__Entries supplied__:
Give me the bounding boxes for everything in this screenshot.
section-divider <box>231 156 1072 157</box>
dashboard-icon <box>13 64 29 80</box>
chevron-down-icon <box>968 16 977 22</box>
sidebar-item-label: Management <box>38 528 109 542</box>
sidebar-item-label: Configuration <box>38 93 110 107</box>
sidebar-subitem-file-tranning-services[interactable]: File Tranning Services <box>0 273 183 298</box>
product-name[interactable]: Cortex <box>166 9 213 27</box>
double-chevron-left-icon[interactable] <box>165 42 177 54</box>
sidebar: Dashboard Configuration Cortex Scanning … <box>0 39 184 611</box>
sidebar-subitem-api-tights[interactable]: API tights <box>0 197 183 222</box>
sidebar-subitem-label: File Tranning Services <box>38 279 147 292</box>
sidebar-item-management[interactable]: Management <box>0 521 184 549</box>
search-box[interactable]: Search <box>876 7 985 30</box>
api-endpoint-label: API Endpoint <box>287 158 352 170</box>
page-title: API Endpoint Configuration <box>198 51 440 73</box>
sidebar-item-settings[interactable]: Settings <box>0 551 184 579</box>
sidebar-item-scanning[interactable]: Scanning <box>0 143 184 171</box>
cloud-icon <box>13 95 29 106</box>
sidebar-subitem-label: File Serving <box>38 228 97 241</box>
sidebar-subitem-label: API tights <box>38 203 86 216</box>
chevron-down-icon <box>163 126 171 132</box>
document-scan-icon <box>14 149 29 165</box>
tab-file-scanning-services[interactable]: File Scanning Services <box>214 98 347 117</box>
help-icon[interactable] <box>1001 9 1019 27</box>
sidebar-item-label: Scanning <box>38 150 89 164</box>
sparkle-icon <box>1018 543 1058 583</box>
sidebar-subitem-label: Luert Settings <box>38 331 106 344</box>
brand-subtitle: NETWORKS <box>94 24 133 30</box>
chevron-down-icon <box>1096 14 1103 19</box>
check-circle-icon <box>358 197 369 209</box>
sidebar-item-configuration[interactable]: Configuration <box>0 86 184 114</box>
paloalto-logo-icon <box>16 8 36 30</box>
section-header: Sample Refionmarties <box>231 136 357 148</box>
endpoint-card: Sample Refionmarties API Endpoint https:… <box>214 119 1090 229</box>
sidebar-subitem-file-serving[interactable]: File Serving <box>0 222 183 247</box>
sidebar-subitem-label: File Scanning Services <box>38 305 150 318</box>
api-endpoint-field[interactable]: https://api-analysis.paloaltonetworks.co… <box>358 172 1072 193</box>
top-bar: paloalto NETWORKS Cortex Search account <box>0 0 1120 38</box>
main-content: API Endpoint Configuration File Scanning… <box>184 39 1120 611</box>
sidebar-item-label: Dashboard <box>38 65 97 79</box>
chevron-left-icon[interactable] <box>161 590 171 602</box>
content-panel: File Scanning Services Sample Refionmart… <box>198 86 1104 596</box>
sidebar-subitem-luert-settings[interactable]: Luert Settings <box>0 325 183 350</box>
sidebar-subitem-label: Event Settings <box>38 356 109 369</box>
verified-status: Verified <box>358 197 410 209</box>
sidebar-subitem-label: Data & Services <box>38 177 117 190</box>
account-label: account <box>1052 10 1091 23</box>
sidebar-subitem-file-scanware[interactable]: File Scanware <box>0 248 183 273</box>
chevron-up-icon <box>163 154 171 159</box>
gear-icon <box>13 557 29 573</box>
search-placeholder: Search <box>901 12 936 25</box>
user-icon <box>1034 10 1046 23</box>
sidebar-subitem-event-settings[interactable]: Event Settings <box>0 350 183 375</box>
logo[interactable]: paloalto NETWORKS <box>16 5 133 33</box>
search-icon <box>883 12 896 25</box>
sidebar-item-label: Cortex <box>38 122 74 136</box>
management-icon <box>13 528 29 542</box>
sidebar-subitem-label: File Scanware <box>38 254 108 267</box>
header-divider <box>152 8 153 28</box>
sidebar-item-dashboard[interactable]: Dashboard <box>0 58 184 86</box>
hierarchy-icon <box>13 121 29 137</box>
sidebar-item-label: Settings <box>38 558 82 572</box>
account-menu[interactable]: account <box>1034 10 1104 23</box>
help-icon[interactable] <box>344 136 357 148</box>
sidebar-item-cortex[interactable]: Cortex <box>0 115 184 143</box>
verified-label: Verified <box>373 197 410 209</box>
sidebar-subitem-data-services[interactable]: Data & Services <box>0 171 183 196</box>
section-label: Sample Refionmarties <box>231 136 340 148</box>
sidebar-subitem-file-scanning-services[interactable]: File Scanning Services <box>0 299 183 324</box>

__What the task requires__:
Repeat the records word for word, from the first line through the line containing "cloud-icon <box>13 95 29 106</box>", inclusive.

__The solution__:
Give me the bounding boxes for everything in this screenshot.
section-divider <box>231 156 1072 157</box>
dashboard-icon <box>13 64 29 80</box>
chevron-down-icon <box>968 16 977 22</box>
sidebar-item-label: Management <box>38 528 109 542</box>
sidebar-item-label: Configuration <box>38 93 110 107</box>
sidebar-subitem-file-tranning-services[interactable]: File Tranning Services <box>0 273 183 298</box>
product-name[interactable]: Cortex <box>166 9 213 27</box>
double-chevron-left-icon[interactable] <box>165 42 177 54</box>
sidebar: Dashboard Configuration Cortex Scanning … <box>0 39 184 611</box>
sidebar-subitem-api-tights[interactable]: API tights <box>0 197 183 222</box>
sidebar-subitem-label: File Tranning Services <box>38 279 147 292</box>
sidebar-item-management[interactable]: Management <box>0 521 184 549</box>
search-box[interactable]: Search <box>876 7 985 30</box>
api-endpoint-label: API Endpoint <box>287 158 352 170</box>
page-title: API Endpoint Configuration <box>198 51 440 73</box>
sidebar-item-settings[interactable]: Settings <box>0 551 184 579</box>
sidebar-item-scanning[interactable]: Scanning <box>0 143 184 171</box>
cloud-icon <box>13 95 29 106</box>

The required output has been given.